- Task objective
Output the material beneath exactly, leaving nothing out.

- Recorded information
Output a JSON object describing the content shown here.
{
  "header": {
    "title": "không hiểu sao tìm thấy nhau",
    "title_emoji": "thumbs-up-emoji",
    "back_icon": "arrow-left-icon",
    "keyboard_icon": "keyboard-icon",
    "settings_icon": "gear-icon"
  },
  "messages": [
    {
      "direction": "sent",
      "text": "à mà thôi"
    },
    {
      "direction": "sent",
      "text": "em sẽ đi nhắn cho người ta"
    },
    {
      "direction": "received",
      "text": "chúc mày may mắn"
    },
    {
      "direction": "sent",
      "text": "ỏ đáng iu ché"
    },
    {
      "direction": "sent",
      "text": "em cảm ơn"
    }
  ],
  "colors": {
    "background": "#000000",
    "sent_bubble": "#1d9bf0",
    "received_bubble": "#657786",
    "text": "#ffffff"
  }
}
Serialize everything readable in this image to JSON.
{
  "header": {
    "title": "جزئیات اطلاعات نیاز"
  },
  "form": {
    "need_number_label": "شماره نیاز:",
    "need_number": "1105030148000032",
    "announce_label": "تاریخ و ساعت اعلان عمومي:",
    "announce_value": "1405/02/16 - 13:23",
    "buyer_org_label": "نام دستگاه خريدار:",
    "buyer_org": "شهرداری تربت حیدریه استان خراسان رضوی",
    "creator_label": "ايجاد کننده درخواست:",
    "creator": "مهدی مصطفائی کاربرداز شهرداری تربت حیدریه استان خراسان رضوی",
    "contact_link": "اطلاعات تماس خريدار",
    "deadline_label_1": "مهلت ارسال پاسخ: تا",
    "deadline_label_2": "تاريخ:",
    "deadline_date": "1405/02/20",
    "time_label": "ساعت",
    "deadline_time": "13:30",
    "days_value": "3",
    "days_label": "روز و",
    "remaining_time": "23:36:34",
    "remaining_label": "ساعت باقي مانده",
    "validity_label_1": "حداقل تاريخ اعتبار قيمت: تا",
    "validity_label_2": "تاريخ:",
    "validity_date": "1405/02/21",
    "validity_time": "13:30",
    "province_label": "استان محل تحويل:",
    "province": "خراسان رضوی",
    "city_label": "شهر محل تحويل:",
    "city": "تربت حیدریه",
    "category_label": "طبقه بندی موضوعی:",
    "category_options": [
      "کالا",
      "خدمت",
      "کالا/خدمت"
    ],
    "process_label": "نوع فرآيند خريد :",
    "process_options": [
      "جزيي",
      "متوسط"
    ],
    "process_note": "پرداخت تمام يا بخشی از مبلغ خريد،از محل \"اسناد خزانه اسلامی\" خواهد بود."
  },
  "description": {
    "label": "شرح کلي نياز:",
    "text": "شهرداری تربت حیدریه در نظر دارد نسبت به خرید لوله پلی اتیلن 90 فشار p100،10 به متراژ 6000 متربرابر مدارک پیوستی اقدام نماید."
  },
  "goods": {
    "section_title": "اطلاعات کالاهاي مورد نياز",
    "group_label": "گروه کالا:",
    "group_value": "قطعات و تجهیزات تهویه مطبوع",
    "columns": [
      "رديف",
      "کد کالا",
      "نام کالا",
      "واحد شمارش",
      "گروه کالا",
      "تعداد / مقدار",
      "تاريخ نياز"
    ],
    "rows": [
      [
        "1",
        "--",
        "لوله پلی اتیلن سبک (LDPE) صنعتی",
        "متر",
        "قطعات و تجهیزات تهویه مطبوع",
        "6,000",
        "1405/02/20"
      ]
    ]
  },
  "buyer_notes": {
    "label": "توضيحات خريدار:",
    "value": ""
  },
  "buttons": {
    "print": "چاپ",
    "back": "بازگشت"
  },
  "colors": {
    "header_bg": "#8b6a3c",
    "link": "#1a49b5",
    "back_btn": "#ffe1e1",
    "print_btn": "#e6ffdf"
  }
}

- Solution to this task
Output a JSON object describing the content shown here.
{
  "header": {
    "title": "không hiểu sao tìm thấy nhau",
    "title_emoji": "thumbs-up-emoji",
    "back_icon": "arrow-left-icon",
    "keyboard_icon": "keyboard-icon",
    "settings_icon": "gear-icon"
  },
  "messages": [
    {
      "direction": "sent",
      "text": "à mà thôi"
    },
    {
      "direction": "sent",
      "text": "em sẽ đi nhắn cho người ta"
    },
    {
      "direction": "received",
      "text": "chúc mày may mắn"
    },
    {
      "direction": "sent",
      "text": "ỏ đáng iu ché"
    },
    {
      "direction": "sent",
      "text": "em cảm ơn"
    }
  ],
  "colors": {
    "background": "#000000",
    "sent_bubble": "#1d9bf0",
    "received_bubble": "#657786",
    "text": "#ffffff"
  }
}
Serialize everything readable in this image to JSON.
{
  "header": {
    "title": "جزئیات اطلاعات نیاز"
  },
  "form": {
    "need_number_label": "شماره نیاز:",
    "need_number": "1105030148000032",
    "announce_label": "تاریخ و ساعت اعلان عمومي:",
    "announce_value": "1405/02/16 - 13:23",
    "buyer_org_label": "نام دستگاه خريدار:",
    "buyer_org": "شهرداری تربت حیدریه استان خراسان رضوی",
    "creator_label": "ايجاد کننده درخواست:",
    "creator": "مهدی مصطفائی کاربرداز شهرداری تربت حیدریه استان خراسان رضوی",
    "contact_link": "اطلاعات تماس خريدار",
    "deadline_label_1": "مهلت ارسال پاسخ: تا",
    "deadline_label_2": "تاريخ:",
    "deadline_date": "1405/02/20",
    "time_label": "ساعت",
    "deadline_time": "13:30",
    "days_value": "3",
    "days_label": "روز و",
    "remaining_time": "23:36:34",
    "remaining_label": "ساعت باقي مانده",
    "validity_label_1": "حداقل تاريخ اعتبار قيمت: تا",
    "validity_label_2": "تاريخ:",
    "validity_date": "1405/02/21",
    "validity_time": "13:30",
    "province_label": "استان محل تحويل:",
    "province": "خراسان رضوی",
    "city_label": "شهر محل تحويل:",
    "city": "تربت حیدریه",
    "category_label": "طبقه بندی موضوعی:",
    "category_options": [
      "کالا",
      "خدمت",
      "کالا/خدمت"
    ],
    "process_label": "نوع فرآيند خريد :",
    "process_options": [
      "جزيي",
      "متوسط"
    ],
    "process_note": "پرداخت تمام يا بخشی از مبلغ خريد،از محل \"اسناد خزانه اسلامی\" خواهد بود."
  },
  "description": {
    "label": "شرح کلي نياز:",
    "text": "شهرداری تربت حیدریه در نظر دارد نسبت به خرید لوله پلی اتیلن 90 فشار p100،10 به متراژ 6000 متربرابر مدارک پیوستی اقدام نماید."
  },
  "goods": {
    "section_title": "اطلاعات کالاهاي مورد نياز",
    "group_label": "گروه کالا:",
    "group_value": "قطعات و تجهیزات تهویه مطبوع",
    "columns": [
      "رديف",
      "کد کالا",
      "نام کالا",
      "واحد شمارش",
      "گروه کالا",
      "تعداد / مقدار",
      "تاريخ نياز"
    ],
    "rows": [
      [
        "1",
        "--",
        "لوله پلی اتیلن سبک (LDPE) صنعتی",
        "متر",
        "قطعات و تجهیزات تهویه مطبوع",
        "6,000",
        "1405/02/20"
      ]
    ]
  },
  "buyer_notes": {
    "label": "توضيحات خريدار:",
    "value": ""
  },
  "buttons": {
    "print": "چاپ",
    "back": "بازگشت"
  },
  "colors": {
    "header_bg": "#8b6a3c",
    "link": "#1a49b5",
    "back_btn": "#ffe1e1",
    "print_btn": "#e6ffdf"
  }
}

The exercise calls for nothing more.